**Data shown**
START

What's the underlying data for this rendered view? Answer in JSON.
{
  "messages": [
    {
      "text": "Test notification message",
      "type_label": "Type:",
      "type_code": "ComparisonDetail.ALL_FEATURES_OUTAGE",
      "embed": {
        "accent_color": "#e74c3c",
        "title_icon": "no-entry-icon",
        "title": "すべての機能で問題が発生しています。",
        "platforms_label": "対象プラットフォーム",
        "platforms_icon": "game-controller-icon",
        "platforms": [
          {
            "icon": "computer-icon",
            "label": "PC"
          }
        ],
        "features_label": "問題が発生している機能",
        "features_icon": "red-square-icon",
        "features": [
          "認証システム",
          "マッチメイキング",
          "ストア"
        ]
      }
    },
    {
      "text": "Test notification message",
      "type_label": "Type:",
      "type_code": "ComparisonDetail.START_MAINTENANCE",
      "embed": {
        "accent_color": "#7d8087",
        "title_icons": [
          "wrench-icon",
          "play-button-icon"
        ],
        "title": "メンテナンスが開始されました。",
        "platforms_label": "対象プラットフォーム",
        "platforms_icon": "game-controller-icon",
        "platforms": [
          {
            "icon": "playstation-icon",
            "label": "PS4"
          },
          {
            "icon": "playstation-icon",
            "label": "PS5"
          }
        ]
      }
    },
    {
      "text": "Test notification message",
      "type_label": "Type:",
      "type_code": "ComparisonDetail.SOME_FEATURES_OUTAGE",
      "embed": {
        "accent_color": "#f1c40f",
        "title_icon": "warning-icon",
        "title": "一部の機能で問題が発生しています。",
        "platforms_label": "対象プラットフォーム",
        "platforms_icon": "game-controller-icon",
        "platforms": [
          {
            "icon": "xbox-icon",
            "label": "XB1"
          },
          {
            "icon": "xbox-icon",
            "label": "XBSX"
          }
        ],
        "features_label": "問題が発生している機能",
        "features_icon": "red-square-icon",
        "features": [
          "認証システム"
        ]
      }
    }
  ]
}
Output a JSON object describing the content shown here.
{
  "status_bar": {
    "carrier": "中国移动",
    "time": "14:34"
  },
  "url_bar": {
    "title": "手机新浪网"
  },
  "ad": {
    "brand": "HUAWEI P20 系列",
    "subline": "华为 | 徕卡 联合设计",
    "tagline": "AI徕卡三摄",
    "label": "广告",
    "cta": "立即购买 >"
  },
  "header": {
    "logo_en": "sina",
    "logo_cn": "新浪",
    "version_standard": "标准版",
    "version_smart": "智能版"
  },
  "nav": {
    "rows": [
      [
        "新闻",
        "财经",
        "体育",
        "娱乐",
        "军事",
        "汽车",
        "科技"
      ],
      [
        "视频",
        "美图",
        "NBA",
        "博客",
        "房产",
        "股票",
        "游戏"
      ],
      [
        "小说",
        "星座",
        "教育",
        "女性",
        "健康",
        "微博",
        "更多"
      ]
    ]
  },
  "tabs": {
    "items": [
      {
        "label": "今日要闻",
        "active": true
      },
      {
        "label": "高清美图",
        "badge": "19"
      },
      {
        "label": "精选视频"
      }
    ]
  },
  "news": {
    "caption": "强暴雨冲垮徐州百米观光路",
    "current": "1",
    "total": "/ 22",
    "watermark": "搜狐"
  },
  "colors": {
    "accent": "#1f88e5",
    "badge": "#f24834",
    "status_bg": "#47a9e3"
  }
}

END

**Stated task**
Starting from the line with "Output a JSON" and ending with the final line of the data, quote every line exactly, both ends included.

**Result below**
Output a JSON object describing the content shown here.
{
  "status_bar": {
    "carrier": "中国移动",
    "time": "14:34"
  },
  "url_bar": {
    "title": "手机新浪网"
  },
  "ad": {
    "brand": "HUAWEI P20 系列",
    "subline": "华为 | 徕卡 联合设计",
    "tagline": "AI徕卡三摄",
    "label": "广告",
    "cta": "立即购买 >"
  },
  "header": {
    "logo_en": "sina",
    "logo_cn": "新浪",
    "version_standard": "标准版",
    "version_smart": "智能版"
  },
  "nav": {
    "rows": [
      [
        "新闻",
        "财经",
        "体育",
        "娱乐",
        "军事",
        "汽车",
        "科技"
      ],
      [
        "视频",
        "美图",
        "NBA",
        "博客",
        "房产",
        "股票",
        "游戏"
      ],
      [
        "小说",
        "星座",
        "教育",
        "女性",
        "健康",
        "微博",
        "更多"
      ]
    ]
  },
  "tabs": {
    "items": [
      {
        "label": "今日要闻",
        "active": true
      },
      {
        "label": "高清美图",
        "badge": "19"
      },
      {
        "label": "精选视频"
      }
    ]
  },
  "news": {
    "caption": "强暴雨冲垮徐州百米观光路",
    "current": "1",
    "total": "/ 22",
    "watermark": "搜狐"
  },
  "colors": {
    "accent": "#1f88e5",
    "badge": "#f24834",
    "status_bg": "#47a9e3"
  }
}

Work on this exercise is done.